§ **Your goal**
Output each entry that follows exactly. Images stay out.

## BEGIN Data to use

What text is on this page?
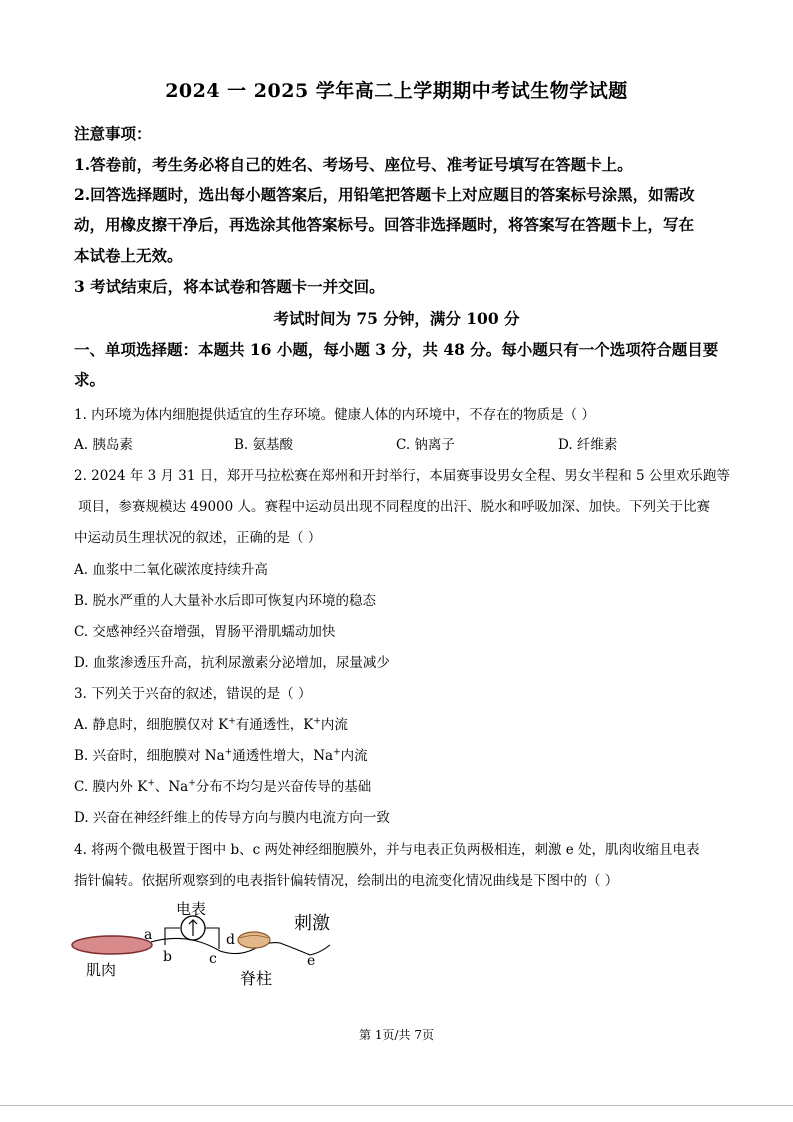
2024 一 2025 学年高二上学期期中考试生物学试题
注意事项：
1.答卷前，考生务必将自己的姓名、考场号、座位号、准考证号填写在答题卡上。
2.回答选择题时，选出每小题答案后，用铅笔把答题卡上对应题目的答案标号涂黑，如需改
动，用橡皮擦干净后，再选涂其他答案标号。回答非选择题时，将答案写在答题卡上，写在
本试卷上无效。
3 考试结束后，将本试卷和答题卡一并交回。
考试时间为 75 分钟，满分 100 分
一、单项选择题：本题共 16 小题，每小题 3 分，共 48 分。每小题只有一个选项符合题目要
求。
1. 内环境为体内细胞提供适宜的生存环境。健康人体的内环境中，不存在的物质是（ ）
A. 胰岛素	B. 氨基酸	C. 钠离子	D. 纤维素
2. 2024 年 3 月 31 日，郑开马拉松赛在郑州和开封举行，本届赛事设男女全程、男女半程和 5 公里欢乐跑等
项目，参赛规模达 49000 人。赛程中运动员出现不同程度的出汗、脱水和呼吸加深、加快。下列关于比赛
中运动员生理状况的叙述，正确的是（ ）
A. 血浆中二氧化碳浓度持续升高
B. 脱水严重的人大量补水后即可恢复内环境的稳态
C. 交感神经兴奋增强，胃肠平滑肌蠕动加快
D. 血浆渗透压升高，抗利尿激素分泌增加，尿量减少
3. 下列关于兴奋的叙述，错误的是（ ）
A. 静息时，细胞膜仅对 K+有通透性，K+内流
B. 兴奋时，细胞膜对 Na+通透性增大，Na+内流
C. 膜内外 K+、Na+分布不均匀是兴奋传导的基础
D. 兴奋在神经纤维上的传导方向与膜内电流方向一致
4. 将两个微电极置于图中 b、c 两处神经细胞膜外，并与电表正负两极相连，刺激 e 处，肌肉收缩且电表
指针偏转。依据所观察到的电表指针偏转情况，绘制出的电流变化情况曲线是下图中的（ ）
电表
刺激
肌肉	脊柱
a
b	c
d
e
第 1页/共 7页
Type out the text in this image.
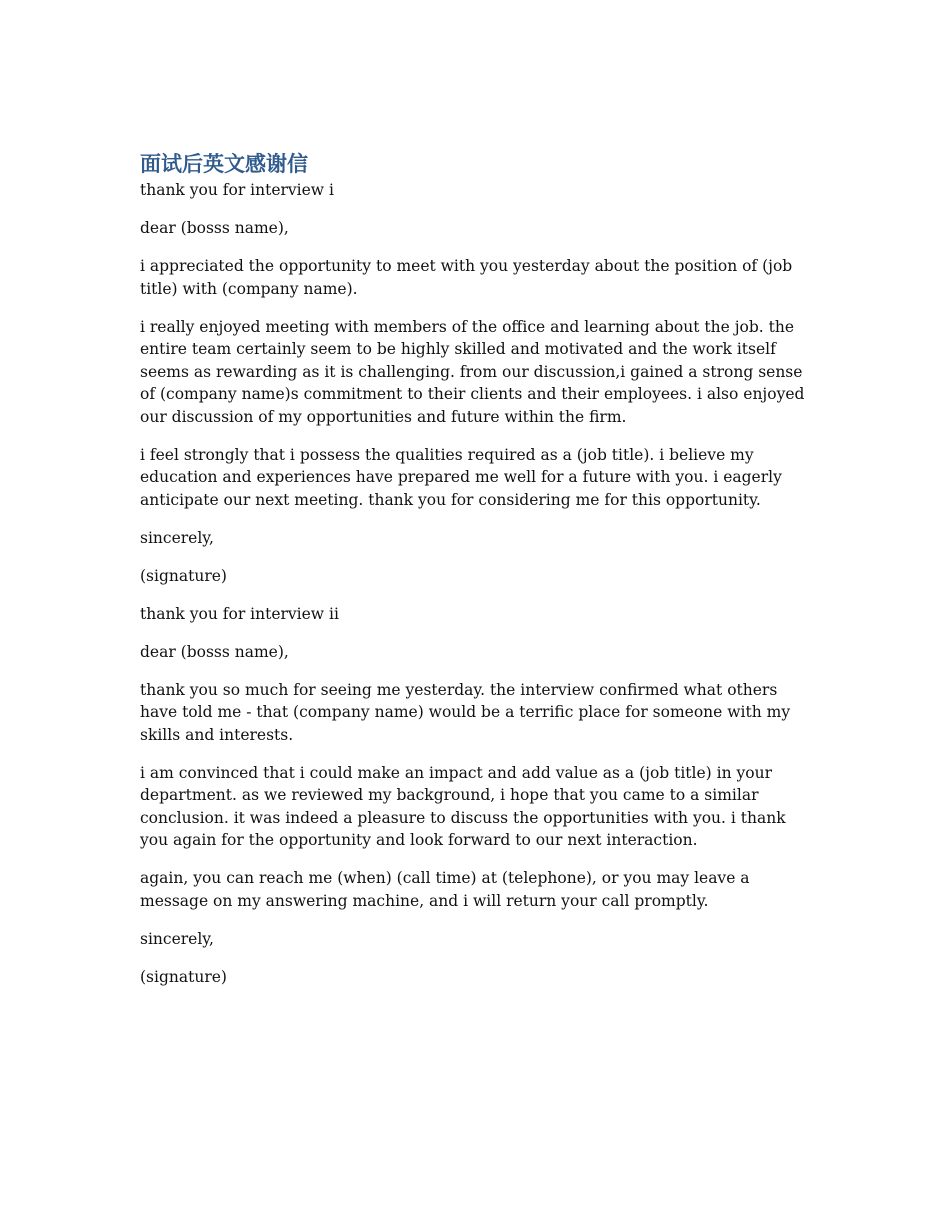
面试后英文感谢信

thank you for interview i

dear (bosss name),

i appreciated the opportunity to meet with you yesterday about the position of (job title) with (company name).

i really enjoyed meeting with members of the office and learning about the job. the entire team certainly seem to be highly skilled and motivated and the work itself seems as rewarding as it is challenging. from our discussion,i gained a strong sense of (company name)s commitment to their clients and their employees. i also enjoyed our discussion of my opportunities and future within the firm.

i feel strongly that i possess the qualities required as a (job title). i believe my education and experiences have prepared me well for a future with you. i eagerly anticipate our next meeting. thank you for considering me for this opportunity.

sincerely,

(signature)

thank you for interview ii

dear (bosss name),

thank you so much for seeing me yesterday. the interview confirmed what others have told me - that (company name) would be a terrific place for someone with my skills and interests.

i am convinced that i could make an impact and add value as a (job title) in your department. as we reviewed my background, i hope that you came to a similar conclusion. it was indeed a pleasure to discuss the opportunities with you. i thank you again for the opportunity and look forward to our next interaction.

again, you can reach me (when) (call time) at (telephone), or you may leave a message on my answering machine, and i will return your call promptly.

sincerely,

(signature)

## END Data to use

§ **Finished exercise**
What text is on this page?
2024 一 2025 学年高二上学期期中考试生物学试题
注意事项：
1.答卷前，考生务必将自己的姓名、考场号、座位号、准考证号填写在答题卡上。
2.回答选择题时，选出每小题答案后，用铅笔把答题卡上对应题目的答案标号涂黑，如需改
动，用橡皮擦干净后，再选涂其他答案标号。回答非选择题时，将答案写在答题卡上，写在
本试卷上无效。
3 考试结束后，将本试卷和答题卡一并交回。
考试时间为 75 分钟，满分 100 分
一、单项选择题：本题共 16 小题，每小题 3 分，共 48 分。每小题只有一个选项符合题目要
求。
1. 内环境为体内细胞提供适宜的生存环境。健康人体的内环境中，不存在的物质是（ ）
A. 胰岛素	B. 氨基酸	C. 钠离子	D. 纤维素
2. 2024 年 3 月 31 日，郑开马拉松赛在郑州和开封举行，本届赛事设男女全程、男女半程和 5 公里欢乐跑等
项目，参赛规模达 49000 人。赛程中运动员出现不同程度的出汗、脱水和呼吸加深、加快。下列关于比赛
中运动员生理状况的叙述，正确的是（ ）
A. 血浆中二氧化碳浓度持续升高
B. 脱水严重的人大量补水后即可恢复内环境的稳态
C. 交感神经兴奋增强，胃肠平滑肌蠕动加快
D. 血浆渗透压升高，抗利尿激素分泌增加，尿量减少
3. 下列关于兴奋的叙述，错误的是（ ）
A. 静息时，细胞膜仅对 K+有通透性，K+内流
B. 兴奋时，细胞膜对 Na+通透性增大，Na+内流
C. 膜内外 K+、Na+分布不均匀是兴奋传导的基础
D. 兴奋在神经纤维上的传导方向与膜内电流方向一致
4. 将两个微电极置于图中 b、c 两处神经细胞膜外，并与电表正负两极相连，刺激 e 处，肌肉收缩且电表
指针偏转。依据所观察到的电表指针偏转情况，绘制出的电流变化情况曲线是下图中的（ ）
电表
刺激
肌肉	脊柱
a
b	c
d
e
第 1页/共 7页
Type out the text in this image.
面试后英文感谢信

thank you for interview i

dear (bosss name),

i appreciated the opportunity to meet with you yesterday about the position of (job title) with (company name).

i really enjoyed meeting with members of the office and learning about the job. the entire team certainly seem to be highly skilled and motivated and the work itself seems as rewarding as it is challenging. from our discussion,i gained a strong sense of (company name)s commitment to their clients and their employees. i also enjoyed our discussion of my opportunities and future within the firm.

i feel strongly that i possess the qualities required as a (job title). i believe my education and experiences have prepared me well for a future with you. i eagerly anticipate our next meeting. thank you for considering me for this opportunity.

sincerely,

(signature)

thank you for interview ii

dear (bosss name),

thank you so much for seeing me yesterday. the interview confirmed what others have told me - that (company name) would be a terrific place for someone with my skills and interests.

i am convinced that i could make an impact and add value as a (job title) in your department. as we reviewed my background, i hope that you came to a similar conclusion. it was indeed a pleasure to discuss the opportunities with you. i thank you again for the opportunity and look forward to our next interaction.

again, you can reach me (when) (call time) at (telephone), or you may leave a message on my answering machine, and i will return your call promptly.

sincerely,

(signature)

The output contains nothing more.